▸ Stated exercise:
Omit every picture, then give all the entries again exactly.

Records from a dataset
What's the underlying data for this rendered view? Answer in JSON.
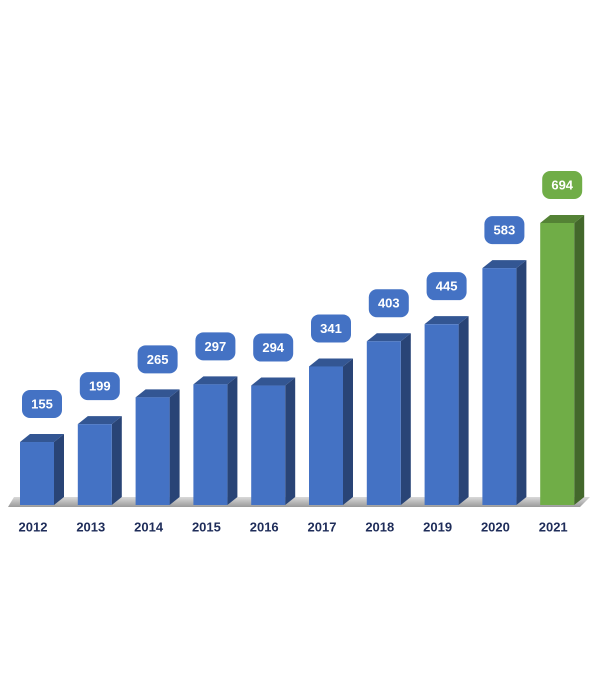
{
  "chart_data": {
    "type": "bar3d",
    "categories": [
      "2012",
      "2013",
      "2014",
      "2015",
      "2016",
      "2017",
      "2018",
      "2019",
      "2020",
      "2021"
    ],
    "values": [
      155,
      199,
      265,
      297,
      294,
      341,
      403,
      445,
      583,
      694
    ],
    "colors": [
      "#4472c4",
      "#4472c4",
      "#4472c4",
      "#4472c4",
      "#4472c4",
      "#4472c4",
      "#4472c4",
      "#4472c4",
      "#4472c4",
      "#70ad47"
    ]
  }
}
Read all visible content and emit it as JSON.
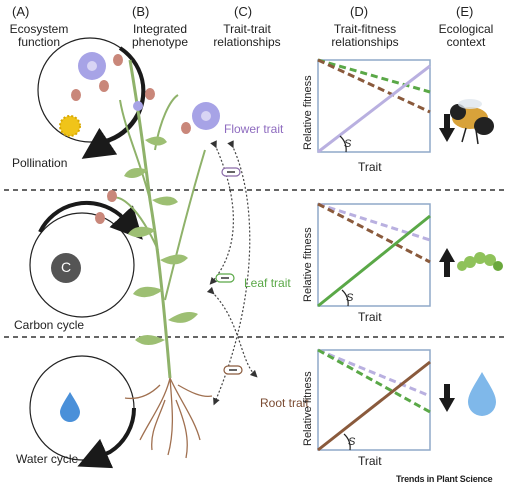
{
  "columns": [
    {
      "letter": "(A)",
      "title": "Ecosystem function"
    },
    {
      "letter": "(B)",
      "title": "Integrated phenotype"
    },
    {
      "letter": "(C)",
      "title": "Trait-trait relationships"
    },
    {
      "letter": "(D)",
      "title": "Trait-fitness relationships"
    },
    {
      "letter": "(E)",
      "title": "Ecological context"
    }
  ],
  "functions": [
    "Pollination",
    "Carbon cycle",
    "Water cycle"
  ],
  "carbon_symbol": "C",
  "traits": {
    "flower": "Flower trait",
    "leaf": "Leaf trait",
    "root": "Root trait"
  },
  "panel_axes": {
    "x": "Trait",
    "y": "Relative fitness",
    "slope": "S"
  },
  "credit": "Trends in Plant Science",
  "colors": {
    "flower": "#b9b0e0",
    "leaf": "#5aa847",
    "root": "#8a5a3c",
    "panel_border": "#8fa8c8",
    "arrow": "#1a1a1a"
  },
  "context_arrows": [
    "down",
    "up",
    "down"
  ]
}
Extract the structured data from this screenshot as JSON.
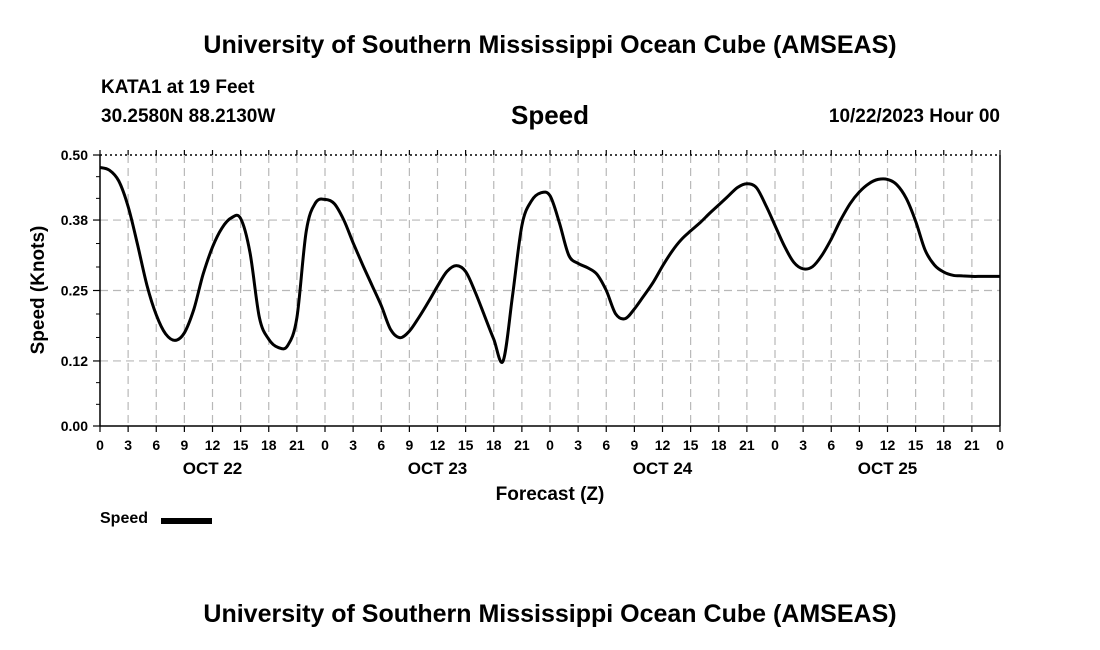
{
  "header": {
    "title": "University of Southern Mississippi Ocean Cube (AMSEAS)",
    "station": "KATA1 at 19 Feet",
    "coordinates": "30.2580N  88.2130W",
    "datetime": "10/22/2023 Hour 00"
  },
  "footer": {
    "title": "University of Southern Mississippi Ocean Cube (AMSEAS)"
  },
  "legend": {
    "label": "Speed",
    "color": "#000000"
  },
  "chart_data": {
    "type": "line",
    "title": "Speed",
    "xlabel": "Forecast (Z)",
    "ylabel": "Speed (Knots)",
    "xlim": [
      0,
      96
    ],
    "ylim": [
      0.0,
      0.5
    ],
    "grid": true,
    "yticks": [
      0.0,
      0.12,
      0.25,
      0.38,
      0.5
    ],
    "ytick_labels": [
      "0.00",
      "0.12",
      "0.25",
      "0.38",
      "0.50"
    ],
    "xticks": [
      0,
      3,
      6,
      9,
      12,
      15,
      18,
      21,
      24,
      27,
      30,
      33,
      36,
      39,
      42,
      45,
      48,
      51,
      54,
      57,
      60,
      63,
      66,
      69,
      72,
      75,
      78,
      81,
      84,
      87,
      90,
      93,
      96
    ],
    "xtick_labels": [
      "0",
      "3",
      "6",
      "9",
      "12",
      "15",
      "18",
      "21",
      "0",
      "3",
      "6",
      "9",
      "12",
      "15",
      "18",
      "21",
      "0",
      "3",
      "6",
      "9",
      "12",
      "15",
      "18",
      "21",
      "0",
      "3",
      "6",
      "9",
      "12",
      "15",
      "18",
      "21",
      "0"
    ],
    "date_labels": [
      {
        "x": 12,
        "label": "OCT 22"
      },
      {
        "x": 36,
        "label": "OCT 23"
      },
      {
        "x": 60,
        "label": "OCT 24"
      },
      {
        "x": 84,
        "label": "OCT 25"
      }
    ],
    "series": [
      {
        "name": "Speed",
        "color": "#000000",
        "x": [
          0,
          1,
          2,
          3,
          4,
          5,
          6,
          7,
          8,
          9,
          10,
          11,
          12,
          13,
          14,
          15,
          16,
          17,
          18,
          19,
          20,
          21,
          22,
          23,
          24,
          25,
          26,
          27,
          28,
          29,
          30,
          31,
          32,
          33,
          34,
          35,
          36,
          37,
          38,
          39,
          40,
          41,
          42,
          43,
          44,
          45,
          46,
          47,
          48,
          49,
          50,
          51,
          52,
          53,
          54,
          55,
          56,
          57,
          58,
          59,
          60,
          61,
          62,
          63,
          64,
          65,
          66,
          67,
          68,
          69,
          70,
          71,
          72,
          73,
          74,
          75,
          76,
          77,
          78,
          79,
          80,
          81,
          82,
          83,
          84,
          85,
          86,
          87,
          88,
          89,
          90,
          91,
          92,
          93,
          94,
          95,
          96
        ],
        "values": [
          0.477,
          0.472,
          0.452,
          0.405,
          0.335,
          0.26,
          0.205,
          0.17,
          0.158,
          0.172,
          0.215,
          0.28,
          0.33,
          0.365,
          0.384,
          0.383,
          0.32,
          0.2,
          0.16,
          0.145,
          0.148,
          0.2,
          0.36,
          0.412,
          0.418,
          0.41,
          0.38,
          0.338,
          0.298,
          0.26,
          0.222,
          0.178,
          0.163,
          0.175,
          0.2,
          0.228,
          0.258,
          0.285,
          0.296,
          0.285,
          0.248,
          0.204,
          0.16,
          0.12,
          0.24,
          0.37,
          0.415,
          0.43,
          0.425,
          0.375,
          0.315,
          0.3,
          0.292,
          0.28,
          0.25,
          0.207,
          0.198,
          0.216,
          0.24,
          0.265,
          0.295,
          0.322,
          0.344,
          0.36,
          0.375,
          0.392,
          0.408,
          0.424,
          0.44,
          0.447,
          0.44,
          0.408,
          0.37,
          0.332,
          0.302,
          0.29,
          0.294,
          0.315,
          0.345,
          0.38,
          0.41,
          0.432,
          0.447,
          0.455,
          0.455,
          0.445,
          0.42,
          0.378,
          0.325,
          0.297,
          0.284,
          0.278,
          0.277,
          0.276,
          0.276,
          0.276,
          0.276
        ]
      }
    ]
  }
}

▸ Complete answer:
What's the underlying data for this rendered view? Answer in JSON.
{
  "chart_data": {
    "type": "bar3d",
    "categories": [
      "2012",
      "2013",
      "2014",
      "2015",
      "2016",
      "2017",
      "2018",
      "2019",
      "2020",
      "2021"
    ],
    "values": [
      155,
      199,
      265,
      297,
      294,
      341,
      403,
      445,
      583,
      694
    ],
    "colors": [
      "#4472c4",
      "#4472c4",
      "#4472c4",
      "#4472c4",
      "#4472c4",
      "#4472c4",
      "#4472c4",
      "#4472c4",
      "#4472c4",
      "#70ad47"
    ]
  }
}
Read all visible content and emit it as JSON.
{
  "columns": [
    {
      "letter": "(A)",
      "title": "Ecosystem function"
    },
    {
      "letter": "(B)",
      "title": "Integrated phenotype"
    },
    {
      "letter": "(C)",
      "title": "Trait-trait relationships"
    },
    {
      "letter": "(D)",
      "title": "Trait-fitness relationships"
    },
    {
      "letter": "(E)",
      "title": "Ecological context"
    }
  ],
  "functions": [
    "Pollination",
    "Carbon cycle",
    "Water cycle"
  ],
  "carbon_symbol": "C",
  "traits": {
    "flower": "Flower trait",
    "leaf": "Leaf trait",
    "root": "Root trait"
  },
  "panel_axes": {
    "x": "Trait",
    "y": "Relative fitness",
    "slope": "S"
  },
  "credit": "Trends in Plant Science",
  "colors": {
    "flower": "#b9b0e0",
    "leaf": "#5aa847",
    "root": "#8a5a3c",
    "panel_border": "#8fa8c8",
    "arrow": "#1a1a1a"
  },
  "context_arrows": [
    "down",
    "up",
    "down"
  ]
}
Extract the structured data from this screenshot as JSON.
{
  "header": {
    "title": "University of Southern Mississippi Ocean Cube (AMSEAS)",
    "station": "KATA1 at 19 Feet",
    "coordinates": "30.2580N  88.2130W",
    "datetime": "10/22/2023 Hour 00"
  },
  "footer": {
    "title": "University of Southern Mississippi Ocean Cube (AMSEAS)"
  },
  "legend": {
    "label": "Speed",
    "color": "#000000"
  },
  "chart_data": {
    "type": "line",
    "title": "Speed",
    "xlabel": "Forecast (Z)",
    "ylabel": "Speed (Knots)",
    "xlim": [
      0,
      96
    ],
    "ylim": [
      0.0,
      0.5
    ],
    "grid": true,
    "yticks": [
      0.0,
      0.12,
      0.25,
      0.38,
      0.5
    ],
    "ytick_labels": [
      "0.00",
      "0.12",
      "0.25",
      "0.38",
      "0.50"
    ],
    "xticks": [
      0,
      3,
      6,
      9,
      12,
      15,
      18,
      21,
      24,
      27,
      30,
      33,
      36,
      39,
      42,
      45,
      48,
      51,
      54,
      57,
      60,
      63,
      66,
      69,
      72,
      75,
      78,
      81,
      84,
      87,
      90,
      93,
      96
    ],
    "xtick_labels": [
      "0",
      "3",
      "6",
      "9",
      "12",
      "15",
      "18",
      "21",
      "0",
      "3",
      "6",
      "9",
      "12",
      "15",
      "18",
      "21",
      "0",
      "3",
      "6",
      "9",
      "12",
      "15",
      "18",
      "21",
      "0",
      "3",
      "6",
      "9",
      "12",
      "15",
      "18",
      "21",
      "0"
    ],
    "date_labels": [
      {
        "x": 12,
        "label": "OCT 22"
      },
      {
        "x": 36,
        "label": "OCT 23"
      },
      {
        "x": 60,
        "label": "OCT 24"
      },
      {
        "x": 84,
        "label": "OCT 25"
      }
    ],
    "series": [
      {
        "name": "Speed",
        "color": "#000000",
        "x": [
          0,
          1,
          2,
          3,
          4,
          5,
          6,
          7,
          8,
          9,
          10,
          11,
          12,
          13,
          14,
          15,
          16,
          17,
          18,
          19,
          20,
          21,
          22,
          23,
          24,
          25,
          26,
          27,
          28,
          29,
          30,
          31,
          32,
          33,
          34,
          35,
          36,
          37,
          38,
          39,
          40,
          41,
          42,
          43,
          44,
          45,
          46,
          47,
          48,
          49,
          50,
          51,
          52,
          53,
          54,
          55,
          56,
          57,
          58,
          59,
          60,
          61,
          62,
          63,
          64,
          65,
          66,
          67,
          68,
          69,
          70,
          71,
          72,
          73,
          74,
          75,
          76,
          77,
          78,
          79,
          80,
          81,
          82,
          83,
          84,
          85,
          86,
          87,
          88,
          89,
          90,
          91,
          92,
          93,
          94,
          95,
          96
        ],
        "values": [
          0.477,
          0.472,
          0.452,
          0.405,
          0.335,
          0.26,
          0.205,
          0.17,
          0.158,
          0.172,
          0.215,
          0.28,
          0.33,
          0.365,
          0.384,
          0.383,
          0.32,
          0.2,
          0.16,
          0.145,
          0.148,
          0.2,
          0.36,
          0.412,
          0.418,
          0.41,
          0.38,
          0.338,
          0.298,
          0.26,
          0.222,
          0.178,
          0.163,
          0.175,
          0.2,
          0.228,
          0.258,
          0.285,
          0.296,
          0.285,
          0.248,
          0.204,
          0.16,
          0.12,
          0.24,
          0.37,
          0.415,
          0.43,
          0.425,
          0.375,
          0.315,
          0.3,
          0.292,
          0.28,
          0.25,
          0.207,
          0.198,
          0.216,
          0.24,
          0.265,
          0.295,
          0.322,
          0.344,
          0.36,
          0.375,
          0.392,
          0.408,
          0.424,
          0.44,
          0.447,
          0.44,
          0.408,
          0.37,
          0.332,
          0.302,
          0.29,
          0.294,
          0.315,
          0.345,
          0.38,
          0.41,
          0.432,
          0.447,
          0.455,
          0.455,
          0.445,
          0.42,
          0.378,
          0.325,
          0.297,
          0.284,
          0.278,
          0.277,
          0.276,
          0.276,
          0.276,
          0.276
        ]
      }
    ]
  }
}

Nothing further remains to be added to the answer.